- **What the task asks**: Reproduce the listing below verbatim.
## start Exercise input
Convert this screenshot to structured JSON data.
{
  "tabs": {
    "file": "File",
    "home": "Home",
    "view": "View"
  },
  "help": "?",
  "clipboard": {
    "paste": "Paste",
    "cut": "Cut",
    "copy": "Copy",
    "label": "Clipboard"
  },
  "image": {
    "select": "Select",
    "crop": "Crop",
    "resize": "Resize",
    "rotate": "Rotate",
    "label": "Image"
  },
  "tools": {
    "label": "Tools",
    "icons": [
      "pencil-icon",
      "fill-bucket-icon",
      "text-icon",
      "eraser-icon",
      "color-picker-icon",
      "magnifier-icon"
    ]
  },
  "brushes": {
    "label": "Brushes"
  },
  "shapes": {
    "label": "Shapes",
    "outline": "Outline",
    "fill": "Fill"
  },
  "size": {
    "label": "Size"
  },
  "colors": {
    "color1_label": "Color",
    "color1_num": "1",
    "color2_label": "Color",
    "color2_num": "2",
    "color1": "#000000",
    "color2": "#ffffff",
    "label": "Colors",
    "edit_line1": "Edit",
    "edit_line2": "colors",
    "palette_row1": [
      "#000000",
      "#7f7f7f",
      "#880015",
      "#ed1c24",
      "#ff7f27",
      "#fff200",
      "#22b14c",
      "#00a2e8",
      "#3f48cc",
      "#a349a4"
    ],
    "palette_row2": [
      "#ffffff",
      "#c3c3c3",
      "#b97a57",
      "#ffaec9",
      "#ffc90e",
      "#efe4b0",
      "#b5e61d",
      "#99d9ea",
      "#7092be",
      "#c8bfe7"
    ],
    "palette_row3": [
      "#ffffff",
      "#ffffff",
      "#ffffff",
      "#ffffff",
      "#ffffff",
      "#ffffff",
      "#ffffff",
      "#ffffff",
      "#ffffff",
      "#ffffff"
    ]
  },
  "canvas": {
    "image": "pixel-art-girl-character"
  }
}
## end Exercise input
- **Final answer**:
Convert this screenshot to structured JSON data.
{
  "tabs": {
    "file": "File",
    "home": "Home",
    "view": "View"
  },
  "help": "?",
  "clipboard": {
    "paste": "Paste",
    "cut": "Cut",
    "copy": "Copy",
    "label": "Clipboard"
  },
  "image": {
    "select": "Select",
    "crop": "Crop",
    "resize": "Resize",
    "rotate": "Rotate",
    "label": "Image"
  },
  "tools": {
    "label": "Tools",
    "icons": [
      "pencil-icon",
      "fill-bucket-icon",
      "text-icon",
      "eraser-icon",
      "color-picker-icon",
      "magnifier-icon"
    ]
  },
  "brushes": {
    "label": "Brushes"
  },
  "shapes": {
    "label": "Shapes",
    "outline": "Outline",
    "fill": "Fill"
  },
  "size": {
    "label": "Size"
  },
  "colors": {
    "color1_label": "Color",
    "color1_num": "1",
    "color2_label": "Color",
    "color2_num": "2",
    "color1": "#000000",
    "color2": "#ffffff",
    "label": "Colors",
    "edit_line1": "Edit",
    "edit_line2": "colors",
    "palette_row1": [
      "#000000",
      "#7f7f7f",
      "#880015",
      "#ed1c24",
      "#ff7f27",
      "#fff200",
      "#22b14c",
      "#00a2e8",
      "#3f48cc",
      "#a349a4"
    ],
    "palette_row2": [
      "#ffffff",
      "#c3c3c3",
      "#b97a57",
      "#ffaec9",
      "#ffc90e",
      "#efe4b0",
      "#b5e61d",
      "#99d9ea",
      "#7092be",
      "#c8bfe7"
    ],
    "palette_row3": [
      "#ffffff",
      "#ffffff",
      "#ffffff",
      "#ffffff",
      "#ffffff",
      "#ffffff",
      "#ffffff",
      "#ffffff",
      "#ffffff",
      "#ffffff"
    ]
  },
  "canvas": {
    "image": "pixel-art-girl-character"
  }
}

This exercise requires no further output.